╭─ RECORDS SHOWN
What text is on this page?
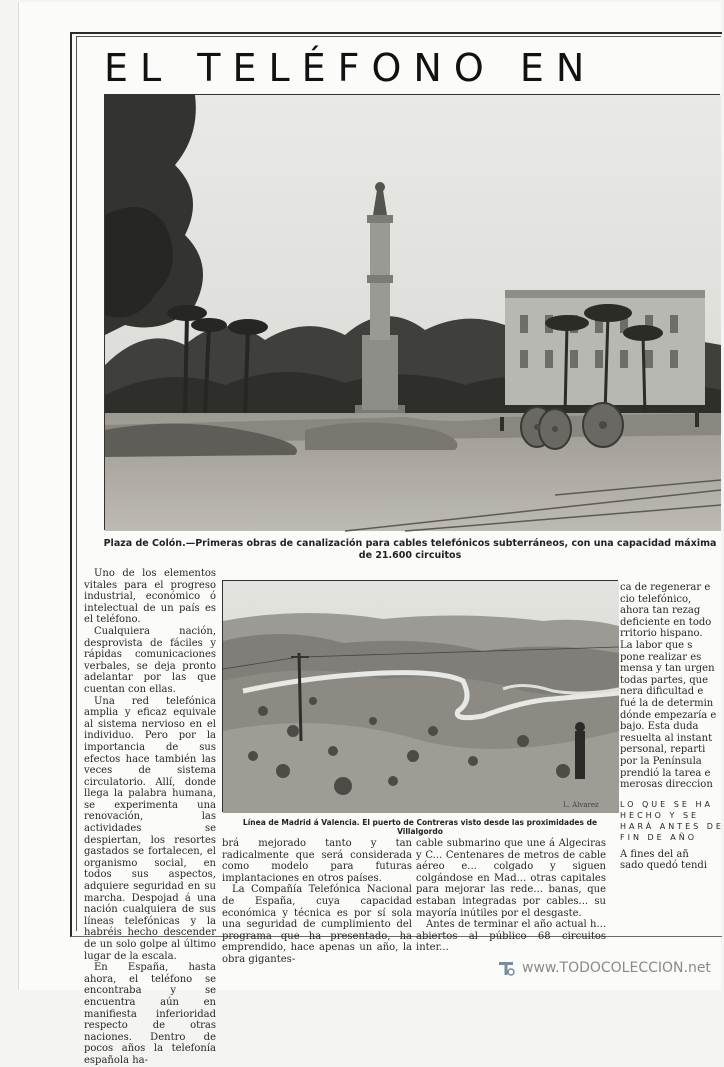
EL TELÉFONO EN
Plaza de Colón.—Primeras obras de canalización para cables telefónicos subterráneos, con una capacidad máxima de 21.600 circuitos

Uno de los elementos vitales para el progreso industrial, económico ó intelectual de un país es el teléfono.

Cualquiera nación, desprovista de fáciles y rápidas comunicaciones verbales, se deja pronto adelantar por las que cuentan con ellas.

Una red telefónica amplia y eficaz equivale al sistema nervioso en el individuo. Pero por la importancia de sus efectos hace también las veces de sistema circulatorio. Allí, donde llega la palabra humana, se experimenta una renovación, las actividades se despiertan, los resortes gastados se fortalecen, el organismo social, en todos sus aspectos, adquiere seguridad en su marcha. Despojad á una nación cualquiera de sus líneas telefónicas y la habréis hecho descender de un solo golpe al último lugar de la escala.

En España, hasta ahora, el teléfono se encontraba y se encuentra aún en manifiesta inferioridad respecto de otras naciones. Dentro de pocos años la telefonía española ha-

L. Alvarez
Línea de Madrid á Valencia. El puerto de Contreras visto desde las proximidades de Villalgordo

brá mejorado tanto y tan radicalmente que será considerada como modelo para futuras implantaciones en otros países.

La Compañía Telefónica Nacional de España, cuya capacidad económica y técnica es por sí sola una seguridad de cumplimiento del programa que ha presentado, ha emprendido, hace apenas un año, la obra gigantes-

cable submarino que une á Algeciras y C... Centenares de metros de cable aéreo e... colgado y siguen colgándose en Mad... otras capitales para mejorar las rede... banas, que estaban integradas por cables... su mayoría inútiles por el desgaste.

Antes de terminar el año actual h... abiertos al público 68 circuitos inter...

ca de regenerar e
cio telefónico,
ahora tan rezag
deficiente en todo
rritorio hispano.
La labor que s
pone realizar es
mensa y tan urgen
todas partes, que
nera dificultad e
fué la de determin
dónde empezaría e
bajo. Esta duda
resuelta al instant
personal, reparti
por la Península
prendió la tarea e
merosas direccion
LO QUE SE HA
HECHO Y SE
HARÁ ANTES DE
FIN DE AÑO
A fines del añ
sado quedó tendi
www.TODOCOLECCION.net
╰─
§ **OBJECTIVE**:
Quote all the lines above exactly as given. Do not include the pictures.

§ **WORKED SOLUTION**:
What text is on this page?
EL TELÉFONO EN
Plaza de Colón.—Primeras obras de canalización para cables telefónicos subterráneos, con una capacidad máxima de 21.600 circuitos

Uno de los elementos vitales para el progreso industrial, económico ó intelectual de un país es el teléfono.

Cualquiera nación, desprovista de fáciles y rápidas comunicaciones verbales, se deja pronto adelantar por las que cuentan con ellas.

Una red telefónica amplia y eficaz equivale al sistema nervioso en el individuo. Pero por la importancia de sus efectos hace también las veces de sistema circulatorio. Allí, donde llega la palabra humana, se experimenta una renovación, las actividades se despiertan, los resortes gastados se fortalecen, el organismo social, en todos sus aspectos, adquiere seguridad en su marcha. Despojad á una nación cualquiera de sus líneas telefónicas y la habréis hecho descender de un solo golpe al último lugar de la escala.

En España, hasta ahora, el teléfono se encontraba y se encuentra aún en manifiesta inferioridad respecto de otras naciones. Dentro de pocos años la telefonía española ha-

L. Alvarez
Línea de Madrid á Valencia. El puerto de Contreras visto desde las proximidades de Villalgordo

brá mejorado tanto y tan radicalmente que será considerada como modelo para futuras implantaciones en otros países.

La Compañía Telefónica Nacional de España, cuya capacidad económica y técnica es por sí sola una seguridad de cumplimiento del programa que ha presentado, ha emprendido, hace apenas un año, la obra gigantes-

cable submarino que une á Algeciras y C... Centenares de metros de cable aéreo e... colgado y siguen colgándose en Mad... otras capitales para mejorar las rede... banas, que estaban integradas por cables... su mayoría inútiles por el desgaste.

Antes de terminar el año actual h... abiertos al público 68 circuitos inter...

ca de regenerar e
cio telefónico,
ahora tan rezag
deficiente en todo
rritorio hispano.
La labor que s
pone realizar es
mensa y tan urgen
todas partes, que
nera dificultad e
fué la de determin
dónde empezaría e
bajo. Esta duda
resuelta al instant
personal, reparti
por la Península
prendió la tarea e
merosas direccion
LO QUE SE HA
HECHO Y SE
HARÁ ANTES DE
FIN DE AÑO
A fines del añ
sado quedó tendi
www.TODOCOLECCION.net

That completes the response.